PROBLEM STATEMENT –
Among the lines below, list those containing the string "послуг".

RECORDS PROVIDED –
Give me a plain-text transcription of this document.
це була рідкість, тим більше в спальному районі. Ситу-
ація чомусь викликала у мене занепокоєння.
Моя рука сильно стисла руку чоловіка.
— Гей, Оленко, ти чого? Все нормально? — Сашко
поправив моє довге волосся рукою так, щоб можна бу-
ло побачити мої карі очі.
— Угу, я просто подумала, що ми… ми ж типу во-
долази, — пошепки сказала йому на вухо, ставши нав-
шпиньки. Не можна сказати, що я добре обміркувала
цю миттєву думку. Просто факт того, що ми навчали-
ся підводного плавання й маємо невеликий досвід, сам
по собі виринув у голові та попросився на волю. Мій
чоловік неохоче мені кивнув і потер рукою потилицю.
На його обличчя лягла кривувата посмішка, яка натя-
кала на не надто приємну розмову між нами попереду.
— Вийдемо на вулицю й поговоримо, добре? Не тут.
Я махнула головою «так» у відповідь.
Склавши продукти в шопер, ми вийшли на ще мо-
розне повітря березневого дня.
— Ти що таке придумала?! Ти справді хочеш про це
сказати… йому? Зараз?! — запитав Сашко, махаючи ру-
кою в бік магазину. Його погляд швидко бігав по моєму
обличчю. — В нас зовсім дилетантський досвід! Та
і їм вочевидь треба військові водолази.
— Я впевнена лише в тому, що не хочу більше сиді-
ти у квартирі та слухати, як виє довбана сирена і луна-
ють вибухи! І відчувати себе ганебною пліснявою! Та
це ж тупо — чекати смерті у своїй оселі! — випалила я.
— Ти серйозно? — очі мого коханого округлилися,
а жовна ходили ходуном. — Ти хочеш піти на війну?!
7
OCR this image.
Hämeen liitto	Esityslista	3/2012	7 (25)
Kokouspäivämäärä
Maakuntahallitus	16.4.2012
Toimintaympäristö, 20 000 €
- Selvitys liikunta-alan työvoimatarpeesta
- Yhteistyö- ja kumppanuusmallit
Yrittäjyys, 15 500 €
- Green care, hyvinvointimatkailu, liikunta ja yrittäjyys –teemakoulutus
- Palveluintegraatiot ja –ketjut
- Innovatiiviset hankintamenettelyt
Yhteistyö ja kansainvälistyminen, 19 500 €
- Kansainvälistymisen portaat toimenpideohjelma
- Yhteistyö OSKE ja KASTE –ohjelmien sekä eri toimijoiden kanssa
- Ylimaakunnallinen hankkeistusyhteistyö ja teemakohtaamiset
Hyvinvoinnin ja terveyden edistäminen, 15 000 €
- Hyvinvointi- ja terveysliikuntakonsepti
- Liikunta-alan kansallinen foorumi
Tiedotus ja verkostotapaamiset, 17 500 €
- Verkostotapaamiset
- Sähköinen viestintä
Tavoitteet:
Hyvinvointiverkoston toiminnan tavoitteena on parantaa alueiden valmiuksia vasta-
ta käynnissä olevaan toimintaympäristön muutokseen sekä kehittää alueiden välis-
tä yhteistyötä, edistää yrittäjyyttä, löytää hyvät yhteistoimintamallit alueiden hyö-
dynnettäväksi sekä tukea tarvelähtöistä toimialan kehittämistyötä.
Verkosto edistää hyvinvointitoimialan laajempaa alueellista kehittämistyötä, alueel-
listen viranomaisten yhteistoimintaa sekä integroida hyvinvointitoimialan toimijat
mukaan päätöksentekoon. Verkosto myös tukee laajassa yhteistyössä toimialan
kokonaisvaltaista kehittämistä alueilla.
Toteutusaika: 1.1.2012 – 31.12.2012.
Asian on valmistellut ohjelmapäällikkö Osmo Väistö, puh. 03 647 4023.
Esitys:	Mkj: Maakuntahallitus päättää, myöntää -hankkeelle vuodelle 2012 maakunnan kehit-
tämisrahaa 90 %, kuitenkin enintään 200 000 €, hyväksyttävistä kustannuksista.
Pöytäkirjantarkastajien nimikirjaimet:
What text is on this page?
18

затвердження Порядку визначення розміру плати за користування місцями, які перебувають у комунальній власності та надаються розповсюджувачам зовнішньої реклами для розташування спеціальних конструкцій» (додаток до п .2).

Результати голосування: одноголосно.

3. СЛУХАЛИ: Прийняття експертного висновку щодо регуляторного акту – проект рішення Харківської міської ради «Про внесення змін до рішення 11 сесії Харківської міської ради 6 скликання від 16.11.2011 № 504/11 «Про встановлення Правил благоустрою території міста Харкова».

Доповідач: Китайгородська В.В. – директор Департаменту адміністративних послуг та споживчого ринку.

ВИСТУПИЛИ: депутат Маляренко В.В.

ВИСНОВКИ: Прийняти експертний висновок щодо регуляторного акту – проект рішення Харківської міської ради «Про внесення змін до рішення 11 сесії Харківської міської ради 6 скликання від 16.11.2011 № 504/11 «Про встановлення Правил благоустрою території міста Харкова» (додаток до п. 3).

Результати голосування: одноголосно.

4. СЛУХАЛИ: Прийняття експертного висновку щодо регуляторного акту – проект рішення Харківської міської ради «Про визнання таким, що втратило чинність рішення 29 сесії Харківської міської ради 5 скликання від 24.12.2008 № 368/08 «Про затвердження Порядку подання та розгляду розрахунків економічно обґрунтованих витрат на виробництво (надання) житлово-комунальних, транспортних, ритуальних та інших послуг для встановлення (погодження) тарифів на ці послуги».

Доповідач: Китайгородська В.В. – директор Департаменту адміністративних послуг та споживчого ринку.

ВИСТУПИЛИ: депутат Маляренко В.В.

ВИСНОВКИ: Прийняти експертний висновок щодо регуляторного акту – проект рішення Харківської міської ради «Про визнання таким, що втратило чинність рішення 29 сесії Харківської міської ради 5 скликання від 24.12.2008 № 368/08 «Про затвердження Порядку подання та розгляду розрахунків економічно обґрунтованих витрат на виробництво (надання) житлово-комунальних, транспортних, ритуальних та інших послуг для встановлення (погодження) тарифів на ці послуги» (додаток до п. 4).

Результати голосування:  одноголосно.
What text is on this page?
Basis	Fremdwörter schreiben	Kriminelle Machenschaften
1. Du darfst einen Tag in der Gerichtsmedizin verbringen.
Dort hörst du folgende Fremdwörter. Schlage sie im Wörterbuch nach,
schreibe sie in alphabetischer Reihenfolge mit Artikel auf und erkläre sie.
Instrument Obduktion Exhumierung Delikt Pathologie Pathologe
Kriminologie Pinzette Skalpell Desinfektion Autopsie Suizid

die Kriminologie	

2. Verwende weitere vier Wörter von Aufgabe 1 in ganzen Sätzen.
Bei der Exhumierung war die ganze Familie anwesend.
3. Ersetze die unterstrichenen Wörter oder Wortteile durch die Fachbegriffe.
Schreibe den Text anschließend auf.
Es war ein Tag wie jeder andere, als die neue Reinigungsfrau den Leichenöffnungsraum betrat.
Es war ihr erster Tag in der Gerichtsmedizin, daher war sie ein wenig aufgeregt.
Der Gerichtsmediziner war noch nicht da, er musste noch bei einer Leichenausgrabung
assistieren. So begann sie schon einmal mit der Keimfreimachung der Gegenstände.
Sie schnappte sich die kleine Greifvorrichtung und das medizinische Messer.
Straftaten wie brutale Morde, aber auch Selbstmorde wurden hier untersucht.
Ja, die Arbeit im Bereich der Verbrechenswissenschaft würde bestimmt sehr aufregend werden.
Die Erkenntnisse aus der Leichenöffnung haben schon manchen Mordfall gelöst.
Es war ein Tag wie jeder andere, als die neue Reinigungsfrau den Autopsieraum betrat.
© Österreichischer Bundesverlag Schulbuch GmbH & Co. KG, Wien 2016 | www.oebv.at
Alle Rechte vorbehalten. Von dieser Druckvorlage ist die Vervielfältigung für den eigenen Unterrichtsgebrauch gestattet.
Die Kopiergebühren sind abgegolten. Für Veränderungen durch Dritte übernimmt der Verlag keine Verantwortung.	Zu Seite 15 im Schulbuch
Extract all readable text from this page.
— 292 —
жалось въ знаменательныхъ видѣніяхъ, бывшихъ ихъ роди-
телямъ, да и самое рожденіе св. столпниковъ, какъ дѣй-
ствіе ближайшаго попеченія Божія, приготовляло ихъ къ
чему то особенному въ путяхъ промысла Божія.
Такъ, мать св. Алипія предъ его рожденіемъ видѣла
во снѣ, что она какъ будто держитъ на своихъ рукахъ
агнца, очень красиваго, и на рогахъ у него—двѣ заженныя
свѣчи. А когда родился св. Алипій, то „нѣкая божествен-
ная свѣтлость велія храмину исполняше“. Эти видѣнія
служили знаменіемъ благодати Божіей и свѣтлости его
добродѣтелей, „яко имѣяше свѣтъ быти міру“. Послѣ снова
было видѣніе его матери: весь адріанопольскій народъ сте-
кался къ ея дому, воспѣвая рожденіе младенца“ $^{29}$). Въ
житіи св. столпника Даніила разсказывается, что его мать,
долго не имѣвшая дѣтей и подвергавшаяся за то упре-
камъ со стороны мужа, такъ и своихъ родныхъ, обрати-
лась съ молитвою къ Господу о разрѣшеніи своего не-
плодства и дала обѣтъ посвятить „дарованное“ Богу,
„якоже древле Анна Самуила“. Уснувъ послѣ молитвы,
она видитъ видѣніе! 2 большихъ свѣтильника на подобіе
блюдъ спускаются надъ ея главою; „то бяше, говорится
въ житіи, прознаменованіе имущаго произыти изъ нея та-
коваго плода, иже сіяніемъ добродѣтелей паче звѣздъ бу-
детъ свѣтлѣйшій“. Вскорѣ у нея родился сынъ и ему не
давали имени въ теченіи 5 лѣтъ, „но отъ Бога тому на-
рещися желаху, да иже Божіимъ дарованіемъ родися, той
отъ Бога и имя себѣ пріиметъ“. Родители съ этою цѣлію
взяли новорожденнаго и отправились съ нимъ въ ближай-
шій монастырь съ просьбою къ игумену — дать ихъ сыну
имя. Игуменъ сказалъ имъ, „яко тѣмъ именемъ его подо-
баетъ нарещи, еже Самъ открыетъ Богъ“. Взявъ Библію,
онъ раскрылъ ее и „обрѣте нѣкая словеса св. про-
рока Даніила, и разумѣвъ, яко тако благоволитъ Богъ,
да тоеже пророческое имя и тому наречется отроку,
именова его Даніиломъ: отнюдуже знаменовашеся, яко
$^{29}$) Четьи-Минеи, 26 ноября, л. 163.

CORRECT ANSWER –
Доповідач: Китайгородська В.В. – директор Департаменту адміністративних послуг та споживчого ринку.
4. СЛУХАЛИ: Прийняття експертного висновку щодо регуляторного акту – проект рішення Харківської міської ради «Про визнання таким, що втратило чинність рішення 29 сесії Харківської міської ради 5 скликання від 24.12.2008 № 368/08 «Про затвердження Порядку подання та розгляду розрахунків економічно обґрунтованих витрат на виробництво (надання) житлово-комунальних, транспортних, ритуальних та інших послуг для встановлення (погодження) тарифів на ці послуги».
Доповідач: Китайгородська В.В. – директор Департаменту адміністративних послуг та споживчого ринку.
ВИСНОВКИ: Прийняти експертний висновок щодо регуляторного акту – проект рішення Харківської міської ради «Про визнання таким, що втратило чинність рішення 29 сесії Харківської міської ради 5 скликання від 24.12.2008 № 368/08 «Про затвердження Порядку подання та розгляду розрахунків економічно обґрунтованих витрат на виробництво (надання) житлово-комунальних, транспортних, ритуальних та інших послуг для встановлення (погодження) тарифів на ці послуги» (додаток до п. 4).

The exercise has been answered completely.